● PASSAGE FOR REVIEW:
The RAG assistant can successfully answer users' queries using a knowledge base provided in vector db. It can retrieve the most relevant chunks and generate accurate answers based on the prompt.

(Dataset entries)
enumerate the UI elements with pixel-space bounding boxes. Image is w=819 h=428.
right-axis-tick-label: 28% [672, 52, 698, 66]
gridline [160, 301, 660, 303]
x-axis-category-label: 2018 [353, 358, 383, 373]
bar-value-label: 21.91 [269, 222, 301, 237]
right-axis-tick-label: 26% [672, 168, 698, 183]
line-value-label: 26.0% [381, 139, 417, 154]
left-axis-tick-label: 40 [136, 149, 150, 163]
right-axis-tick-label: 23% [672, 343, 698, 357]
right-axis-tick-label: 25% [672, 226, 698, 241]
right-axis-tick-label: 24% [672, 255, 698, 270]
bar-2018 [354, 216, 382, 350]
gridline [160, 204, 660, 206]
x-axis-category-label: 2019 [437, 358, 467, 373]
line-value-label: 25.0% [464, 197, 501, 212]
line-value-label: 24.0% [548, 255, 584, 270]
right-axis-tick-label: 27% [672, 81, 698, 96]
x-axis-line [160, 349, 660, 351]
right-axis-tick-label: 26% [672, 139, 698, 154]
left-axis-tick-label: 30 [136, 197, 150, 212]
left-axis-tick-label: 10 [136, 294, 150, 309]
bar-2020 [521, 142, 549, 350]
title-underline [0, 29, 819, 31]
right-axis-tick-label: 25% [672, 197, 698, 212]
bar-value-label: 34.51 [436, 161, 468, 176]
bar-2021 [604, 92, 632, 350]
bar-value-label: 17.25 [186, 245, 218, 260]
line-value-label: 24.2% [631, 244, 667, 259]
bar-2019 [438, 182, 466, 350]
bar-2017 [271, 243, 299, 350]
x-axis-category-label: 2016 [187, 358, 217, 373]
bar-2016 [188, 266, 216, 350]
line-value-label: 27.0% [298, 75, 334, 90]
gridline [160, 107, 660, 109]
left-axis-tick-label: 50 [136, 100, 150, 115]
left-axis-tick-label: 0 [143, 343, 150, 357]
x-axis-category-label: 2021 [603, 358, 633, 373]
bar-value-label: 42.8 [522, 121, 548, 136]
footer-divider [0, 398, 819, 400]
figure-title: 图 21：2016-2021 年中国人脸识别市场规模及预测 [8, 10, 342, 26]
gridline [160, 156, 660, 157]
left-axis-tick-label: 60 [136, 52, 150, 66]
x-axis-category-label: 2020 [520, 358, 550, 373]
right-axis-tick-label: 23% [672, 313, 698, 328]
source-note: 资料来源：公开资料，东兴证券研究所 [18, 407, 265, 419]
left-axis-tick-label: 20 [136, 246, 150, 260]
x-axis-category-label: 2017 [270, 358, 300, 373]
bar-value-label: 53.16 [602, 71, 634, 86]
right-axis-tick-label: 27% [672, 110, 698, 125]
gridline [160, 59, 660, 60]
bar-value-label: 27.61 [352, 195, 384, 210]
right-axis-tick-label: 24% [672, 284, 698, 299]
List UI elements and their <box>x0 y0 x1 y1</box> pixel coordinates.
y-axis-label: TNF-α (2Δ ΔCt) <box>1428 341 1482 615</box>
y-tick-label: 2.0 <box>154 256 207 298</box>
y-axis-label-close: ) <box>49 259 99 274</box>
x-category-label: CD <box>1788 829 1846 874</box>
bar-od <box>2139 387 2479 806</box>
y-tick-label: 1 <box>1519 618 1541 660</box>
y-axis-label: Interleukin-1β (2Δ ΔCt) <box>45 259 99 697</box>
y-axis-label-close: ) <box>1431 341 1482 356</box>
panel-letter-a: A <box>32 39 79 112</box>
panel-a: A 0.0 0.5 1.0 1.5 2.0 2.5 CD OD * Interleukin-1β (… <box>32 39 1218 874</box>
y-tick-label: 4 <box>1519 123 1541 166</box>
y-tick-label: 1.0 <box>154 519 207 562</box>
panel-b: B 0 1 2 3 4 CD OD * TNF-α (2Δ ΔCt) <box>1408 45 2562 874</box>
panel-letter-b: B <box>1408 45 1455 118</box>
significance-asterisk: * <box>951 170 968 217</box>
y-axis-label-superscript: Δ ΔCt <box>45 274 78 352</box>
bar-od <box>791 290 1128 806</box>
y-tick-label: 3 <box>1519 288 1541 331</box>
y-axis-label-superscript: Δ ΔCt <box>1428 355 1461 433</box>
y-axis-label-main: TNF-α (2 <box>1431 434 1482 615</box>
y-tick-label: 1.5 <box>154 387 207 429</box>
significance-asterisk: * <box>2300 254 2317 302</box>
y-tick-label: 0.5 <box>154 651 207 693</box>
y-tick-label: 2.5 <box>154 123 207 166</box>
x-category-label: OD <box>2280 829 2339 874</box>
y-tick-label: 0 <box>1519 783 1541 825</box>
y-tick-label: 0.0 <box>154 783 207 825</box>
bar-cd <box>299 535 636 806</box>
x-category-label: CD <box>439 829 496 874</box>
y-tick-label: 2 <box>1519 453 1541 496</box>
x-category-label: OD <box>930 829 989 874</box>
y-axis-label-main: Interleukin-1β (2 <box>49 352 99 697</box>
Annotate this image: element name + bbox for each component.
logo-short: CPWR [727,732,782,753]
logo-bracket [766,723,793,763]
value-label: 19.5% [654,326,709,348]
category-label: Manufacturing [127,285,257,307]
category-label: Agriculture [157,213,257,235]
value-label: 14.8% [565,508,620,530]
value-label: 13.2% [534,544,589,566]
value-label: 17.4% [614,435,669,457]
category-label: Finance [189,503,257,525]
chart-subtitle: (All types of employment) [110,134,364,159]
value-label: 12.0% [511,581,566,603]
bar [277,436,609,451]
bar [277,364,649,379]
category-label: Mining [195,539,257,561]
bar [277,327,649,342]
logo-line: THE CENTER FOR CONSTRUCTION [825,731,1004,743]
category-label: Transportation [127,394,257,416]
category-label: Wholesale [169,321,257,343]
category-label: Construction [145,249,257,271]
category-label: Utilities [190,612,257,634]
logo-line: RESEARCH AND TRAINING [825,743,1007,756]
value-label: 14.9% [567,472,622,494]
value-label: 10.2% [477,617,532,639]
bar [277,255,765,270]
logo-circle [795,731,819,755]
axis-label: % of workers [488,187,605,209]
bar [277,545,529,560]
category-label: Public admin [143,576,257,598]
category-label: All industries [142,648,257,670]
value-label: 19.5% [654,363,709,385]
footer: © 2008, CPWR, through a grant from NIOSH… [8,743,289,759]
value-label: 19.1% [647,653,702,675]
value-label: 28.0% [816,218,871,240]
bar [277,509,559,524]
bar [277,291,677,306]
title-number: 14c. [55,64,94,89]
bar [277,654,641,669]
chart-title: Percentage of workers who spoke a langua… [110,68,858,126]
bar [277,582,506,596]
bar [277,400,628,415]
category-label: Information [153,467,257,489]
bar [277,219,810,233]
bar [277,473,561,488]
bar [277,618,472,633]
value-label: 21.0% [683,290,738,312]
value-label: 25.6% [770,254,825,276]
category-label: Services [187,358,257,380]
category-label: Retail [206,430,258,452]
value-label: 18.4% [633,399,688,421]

● DESCRIPTION OF THE TASK: Translate this sentence from the passage about the RAG assistant into Spanish: "The RAG assistant can successfully answer users' queries using a knowledge base provided in vector db." The rows are not needed here.

● RESPONSE: El asistente RAG puede responder con éxito las consultas de los usuarios utilizando una base de conocimientos proporcionada en una base de datos vectorial.